* _Objective_: Skip the pictures and extract all of the lines exactly as written.

Stored items from a collection

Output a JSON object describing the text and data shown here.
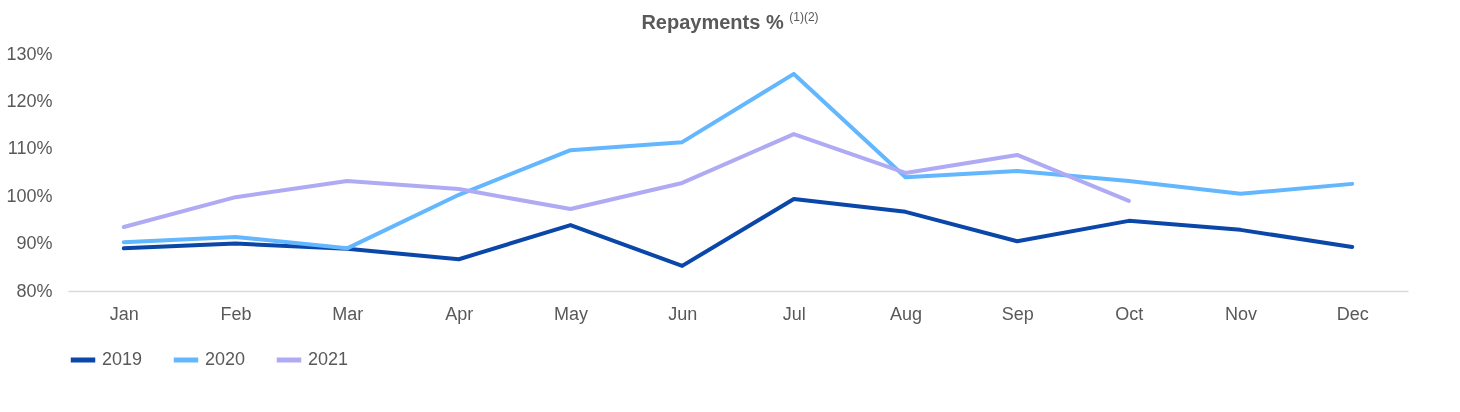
{
  "chart_data": {
    "type": "line",
    "title": "Repayments % $^{(1)(2)}$",
    "categories": [
      "Jan",
      "Feb",
      "Mar",
      "Apr",
      "May",
      "Jun",
      "Jul",
      "Aug",
      "Sep",
      "Oct",
      "Nov",
      "Dec"
    ],
    "series": [
      {
        "name": "2019",
        "color": "#0a47a9",
        "values": [
          89,
          90,
          88.9,
          86.7,
          93.9,
          85.3,
          99.4,
          96.7,
          90.5,
          94.8,
          92.9,
          89.3
        ]
      },
      {
        "name": "2020",
        "color": "#63b7ff",
        "values": [
          90.3,
          91.4,
          89,
          100.3,
          109.7,
          111.4,
          125.8,
          104,
          105.3,
          103.2,
          100.5,
          102.6
        ]
      },
      {
        "name": "2021",
        "color": "#aeaaf4",
        "values": [
          93.5,
          99.8,
          103.2,
          101.5,
          97.3,
          102.8,
          113.1,
          104.9,
          108.7,
          99,
          null,
          null
        ]
      }
    ],
    "ylim": [
      80,
      130
    ],
    "yticks": [
      {
        "value": 80,
        "label": "80%"
      },
      {
        "value": 90,
        "label": "90%"
      },
      {
        "value": 100,
        "label": "100%"
      },
      {
        "value": 110,
        "label": "110%"
      },
      {
        "value": 120,
        "label": "120%"
      },
      {
        "value": 130,
        "label": "130%"
      }
    ],
    "grid": false,
    "legend": "bottom",
    "marker": "none",
    "line_style": "solid"
  }
}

* _Task answer_:
Output a JSON object describing the text and data shown here.
{
  "chart_data": {
    "type": "line",
    "title": "Repayments % $^{(1)(2)}$",
    "categories": [
      "Jan",
      "Feb",
      "Mar",
      "Apr",
      "May",
      "Jun",
      "Jul",
      "Aug",
      "Sep",
      "Oct",
      "Nov",
      "Dec"
    ],
    "series": [
      {
        "name": "2019",
        "color": "#0a47a9",
        "values": [
          89,
          90,
          88.9,
          86.7,
          93.9,
          85.3,
          99.4,
          96.7,
          90.5,
          94.8,
          92.9,
          89.3
        ]
      },
      {
        "name": "2020",
        "color": "#63b7ff",
        "values": [
          90.3,
          91.4,
          89,
          100.3,
          109.7,
          111.4,
          125.8,
          104,
          105.3,
          103.2,
          100.5,
          102.6
        ]
      },
      {
        "name": "2021",
        "color": "#aeaaf4",
        "values": [
          93.5,
          99.8,
          103.2,
          101.5,
          97.3,
          102.8,
          113.1,
          104.9,
          108.7,
          99,
          null,
          null
        ]
      }
    ],
    "ylim": [
      80,
      130
    ],
    "yticks": [
      {
        "value": 80,
        "label": "80%"
      },
      {
        "value": 90,
        "label": "90%"
      },
      {
        "value": 100,
        "label": "100%"
      },
      {
        "value": 110,
        "label": "110%"
      },
      {
        "value": 120,
        "label": "120%"
      },
      {
        "value": 130,
        "label": "130%"
      }
    ],
    "grid": false,
    "legend": "bottom",
    "marker": "none",
    "line_style": "solid"
  }
}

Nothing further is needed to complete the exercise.